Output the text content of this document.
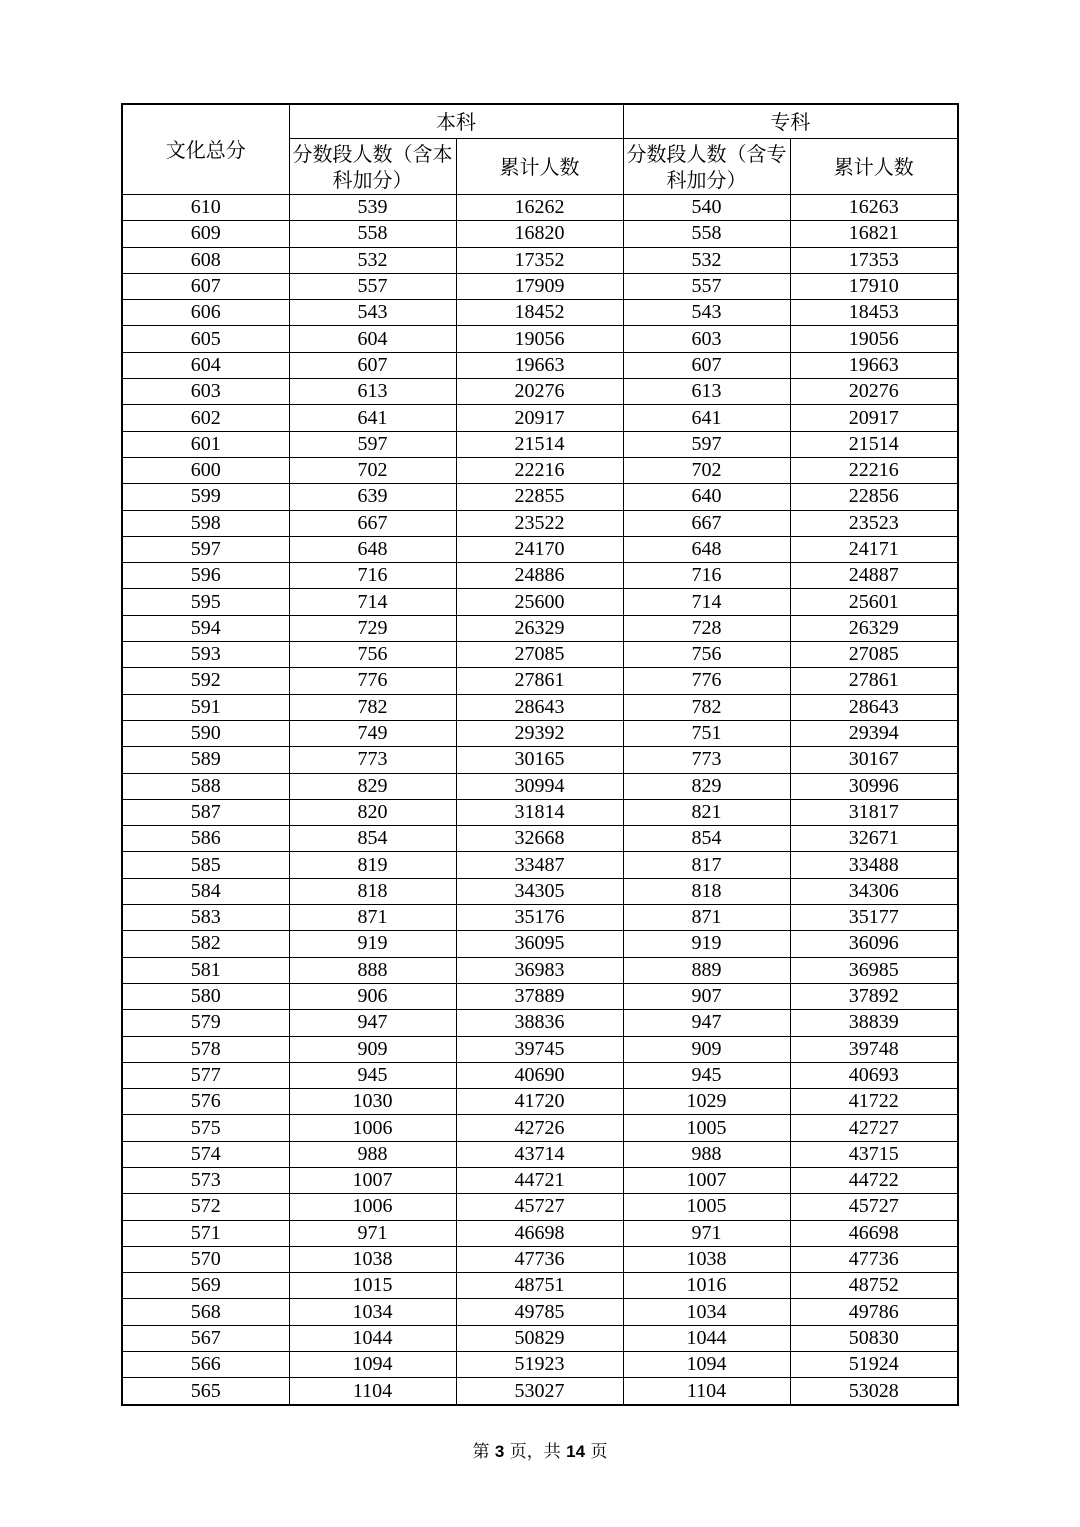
文化总分	本科		专科	
	分数段人数（含本科加分）	累计人数	分数段人数（含专科加分）	累计人数
610	539	16262	540	16263
609	558	16820	558	16821
608	532	17352	532	17353
607	557	17909	557	17910
606	543	18452	543	18453
605	604	19056	603	19056
604	607	19663	607	19663
603	613	20276	613	20276
602	641	20917	641	20917
601	597	21514	597	21514
600	702	22216	702	22216
599	639	22855	640	22856
598	667	23522	667	23523
597	648	24170	648	24171
596	716	24886	716	24887
595	714	25600	714	25601
594	729	26329	728	26329
593	756	27085	756	27085
592	776	27861	776	27861
591	782	28643	782	28643
590	749	29392	751	29394
589	773	30165	773	30167
588	829	30994	829	30996
587	820	31814	821	31817
586	854	32668	854	32671
585	819	33487	817	33488
584	818	34305	818	34306
583	871	35176	871	35177
582	919	36095	919	36096
581	888	36983	889	36985
580	906	37889	907	37892
579	947	38836	947	38839
578	909	39745	909	39748
577	945	40690	945	40693
576	1030	41720	1029	41722
575	1006	42726	1005	42727
574	988	43714	988	43715
573	1007	44721	1007	44722
572	1006	45727	1005	45727
571	971	46698	971	46698
570	1038	47736	1038	47736
569	1015	48751	1016	48752
568	1034	49785	1034	49786
567	1044	50829	1044	50830
566	1094	51923	1094	51924
565	1104	53027	1104	53028
第 3 页，共 14 页
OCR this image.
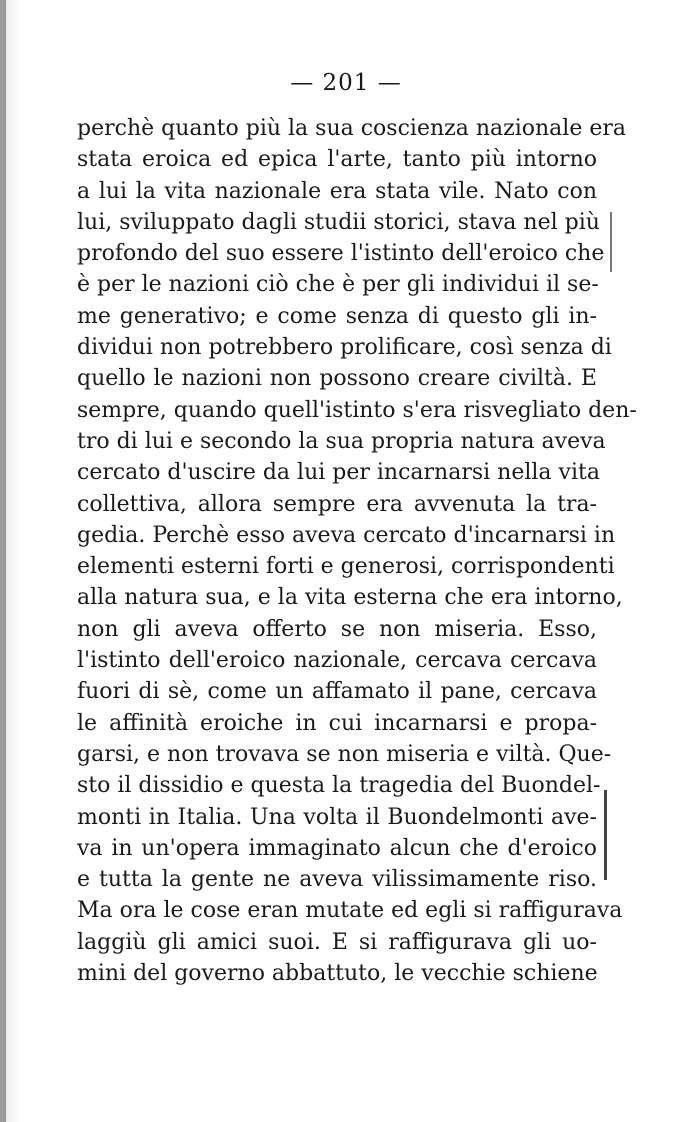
— 201 —
perchè quanto più la sua coscienza nazionale era
stata eroica ed epica l'arte, tanto più intorno
a lui la vita nazionale era stata vile. Nato con
lui, sviluppato dagli studii storici, stava nel più
profondo del suo essere l'istinto dell'eroico che
è per le nazioni ciò che è per gli individui il se-
me generativo; e come senza di questo gli in-
dividui non potrebbero prolificare, così senza di
quello le nazioni non possono creare civiltà. E
sempre, quando quell'istinto s'era risvegliato den-
tro di lui e secondo la sua propria natura aveva
cercato d'uscire da lui per incarnarsi nella vita
collettiva, allora sempre era avvenuta la tra-
gedia. Perchè esso aveva cercato d'incarnarsi in
elementi esterni forti e generosi, corrispondenti
alla natura sua, e la vita esterna che era intorno,
non gli aveva offerto se non miseria. Esso,
l'istinto dell'eroico nazionale, cercava cercava
fuori di sè, come un affamato il pane, cercava
le affinità eroiche in cui incarnarsi e propa-
garsi, e non trovava se non miseria e viltà. Que-
sto il dissidio e questa la tragedia del Buondel-
monti in Italia. Una volta il Buondelmonti ave-
va in un'opera immaginato alcun che d'eroico
e tutta la gente ne aveva vilissimamente riso.
Ma ora le cose eran mutate ed egli si raffigurava
laggiù gli amici suoi. E si raffigurava gli uo-
mini del governo abbattuto, le vecchie schiene
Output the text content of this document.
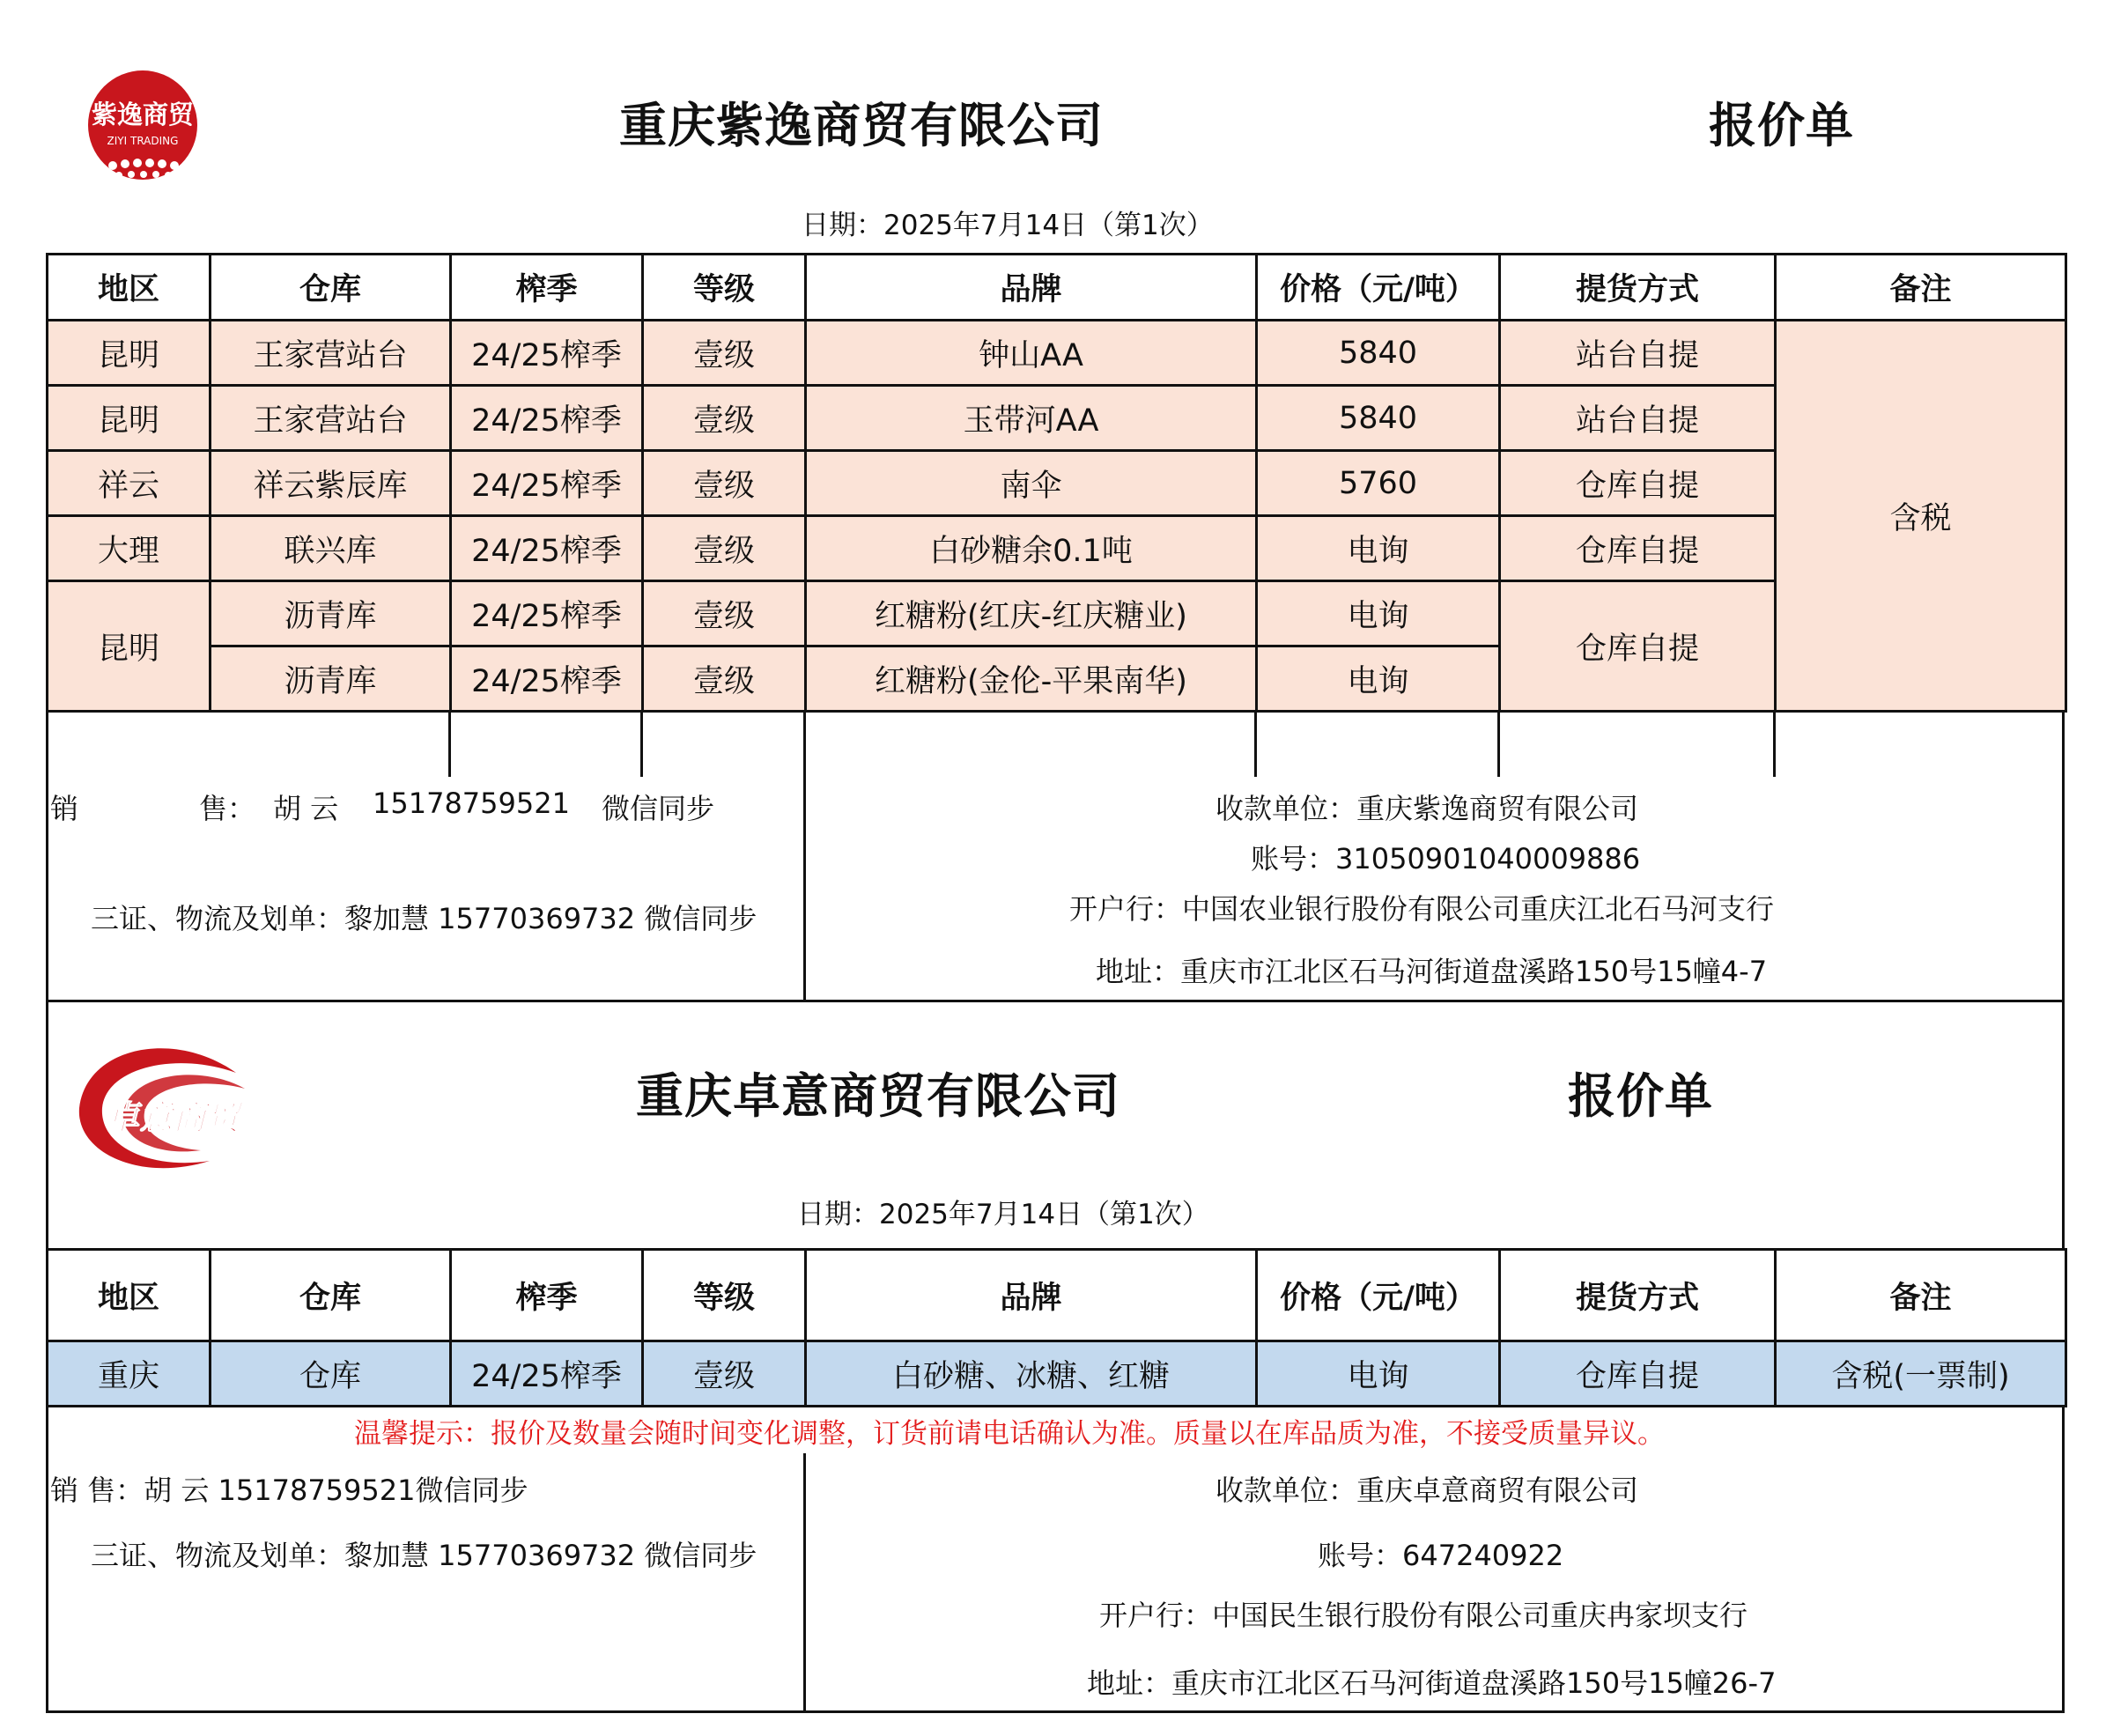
紫逸商贸
ZIYI TRADING	重庆紫逸商贸有限公司	报价单
日期：2025年7月14日（第1次）
地区	仓库	榨季	等级	品牌	价格（元/吨）	提货方式	备注
昆明	王家营站台	24/25榨季	壹级	钟山AA	5840	站台自提	含税
昆明	王家营站台	24/25榨季	壹级	玉带河AA	5840	站台自提	
祥云	祥云紫辰库	24/25榨季	壹级	南伞	5760	仓库自提	
大理	联兴库	24/25榨季	壹级	白砂糖余0.1吨	电询	仓库自提	
昆明	沥青库	24/25榨季	壹级	红糖粉(红庆-红庆糖业)	电询	仓库自提	
	沥青库	24/25榨季	壹级	红糖粉(金伦-平果南华)	电询		
销	售： 胡 云 15178759521 微信同步
三证、物流及划单：黎加慧 15770369732 微信同步
收款单位：重庆紫逸商贸有限公司
账号：31050901040009886
开户行：中国农业银行股份有限公司重庆江北石马河支行
地址：重庆市江北区石马河街道盘溪路150号15幢4-7
卓意商贸	重庆卓意商贸有限公司	报价单
日期：2025年7月14日（第1次）
地区	仓库	榨季	等级	品牌	价格（元/吨）	提货方式	备注
重庆	仓库	24/25榨季	壹级	白砂糖、冰糖、红糖	电询	仓库自提	含税(一票制)
温馨提示：报价及数量会随时间变化调整，订货前请电话确认为准。质量以在库品质为准，不接受质量异议。
销 售：胡 云 15178759521微信同步
三证、物流及划单：黎加慧 15770369732 微信同步
收款单位：重庆卓意商贸有限公司
账号：647240922
开户行：中国民生银行股份有限公司重庆冉家坝支行
地址：重庆市江北区石马河街道盘溪路150号15幢26-7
======
→ **AIM**: Will you set down the records word for word while leaving out every picture?

→ **RESULT**:
Output the text content of this document.
文化总分	本科		专科	
	分数段人数（含本科加分）	累计人数	分数段人数（含专科加分）	累计人数
610	539	16262	540	16263
609	558	16820	558	16821
608	532	17352	532	17353
607	557	17909	557	17910
606	543	18452	543	18453
605	604	19056	603	19056
604	607	19663	607	19663
603	613	20276	613	20276
602	641	20917	641	20917
601	597	21514	597	21514
600	702	22216	702	22216
599	639	22855	640	22856
598	667	23522	667	23523
597	648	24170	648	24171
596	716	24886	716	24887
595	714	25600	714	25601
594	729	26329	728	26329
593	756	27085	756	27085
592	776	27861	776	27861
591	782	28643	782	28643
590	749	29392	751	29394
589	773	30165	773	30167
588	829	30994	829	30996
587	820	31814	821	31817
586	854	32668	854	32671
585	819	33487	817	33488
584	818	34305	818	34306
583	871	35176	871	35177
582	919	36095	919	36096
581	888	36983	889	36985
580	906	37889	907	37892
579	947	38836	947	38839
578	909	39745	909	39748
577	945	40690	945	40693
576	1030	41720	1029	41722
575	1006	42726	1005	42727
574	988	43714	988	43715
573	1007	44721	1007	44722
572	1006	45727	1005	45727
571	971	46698	971	46698
570	1038	47736	1038	47736
569	1015	48751	1016	48752
568	1034	49785	1034	49786
567	1044	50829	1044	50830
566	1094	51923	1094	51924
565	1104	53027	1104	53028
第 3 页，共 14 页
OCR this image.
— 201 —
perchè quanto più la sua coscienza nazionale era
stata eroica ed epica l'arte, tanto più intorno
a lui la vita nazionale era stata vile. Nato con
lui, sviluppato dagli studii storici, stava nel più
profondo del suo essere l'istinto dell'eroico che
è per le nazioni ciò che è per gli individui il se-
me generativo; e come senza di questo gli in-
dividui non potrebbero prolificare, così senza di
quello le nazioni non possono creare civiltà. E
sempre, quando quell'istinto s'era risvegliato den-
tro di lui e secondo la sua propria natura aveva
cercato d'uscire da lui per incarnarsi nella vita
collettiva, allora sempre era avvenuta la tra-
gedia. Perchè esso aveva cercato d'incarnarsi in
elementi esterni forti e generosi, corrispondenti
alla natura sua, e la vita esterna che era intorno,
non gli aveva offerto se non miseria. Esso,
l'istinto dell'eroico nazionale, cercava cercava
fuori di sè, come un affamato il pane, cercava
le affinità eroiche in cui incarnarsi e propa-
garsi, e non trovava se non miseria e viltà. Que-
sto il dissidio e questa la tragedia del Buondel-
monti in Italia. Una volta il Buondelmonti ave-
va in un'opera immaginato alcun che d'eroico
e tutta la gente ne aveva vilissimamente riso.
Ma ora le cose eran mutate ed egli si raffigurava
laggiù gli amici suoi. E si raffigurava gli uo-
mini del governo abbattuto, le vecchie schiene
Output the text content of this document.
紫逸商贸
ZIYI TRADING	重庆紫逸商贸有限公司	报价单
日期：2025年7月14日（第1次）
地区	仓库	榨季	等级	品牌	价格（元/吨）	提货方式	备注
昆明	王家营站台	24/25榨季	壹级	钟山AA	5840	站台自提	含税
昆明	王家营站台	24/25榨季	壹级	玉带河AA	5840	站台自提	
祥云	祥云紫辰库	24/25榨季	壹级	南伞	5760	仓库自提	
大理	联兴库	24/25榨季	壹级	白砂糖余0.1吨	电询	仓库自提	
昆明	沥青库	24/25榨季	壹级	红糖粉(红庆-红庆糖业)	电询	仓库自提	
	沥青库	24/25榨季	壹级	红糖粉(金伦-平果南华)	电询		
销	售： 胡 云 15178759521 微信同步
三证、物流及划单：黎加慧 15770369732 微信同步
收款单位：重庆紫逸商贸有限公司
账号：31050901040009886
开户行：中国农业银行股份有限公司重庆江北石马河支行
地址：重庆市江北区石马河街道盘溪路150号15幢4-7
卓意商贸	重庆卓意商贸有限公司	报价单
日期：2025年7月14日（第1次）
地区	仓库	榨季	等级	品牌	价格（元/吨）	提货方式	备注
重庆	仓库	24/25榨季	壹级	白砂糖、冰糖、红糖	电询	仓库自提	含税(一票制)
温馨提示：报价及数量会随时间变化调整，订货前请电话确认为准。质量以在库品质为准，不接受质量异议。
销 售：胡 云 15178759521微信同步
三证、物流及划单：黎加慧 15770369732 微信同步
收款单位：重庆卓意商贸有限公司
账号：647240922
开户行：中国民生银行股份有限公司重庆冉家坝支行
地址：重庆市江北区石马河街道盘溪路150号15幢26-7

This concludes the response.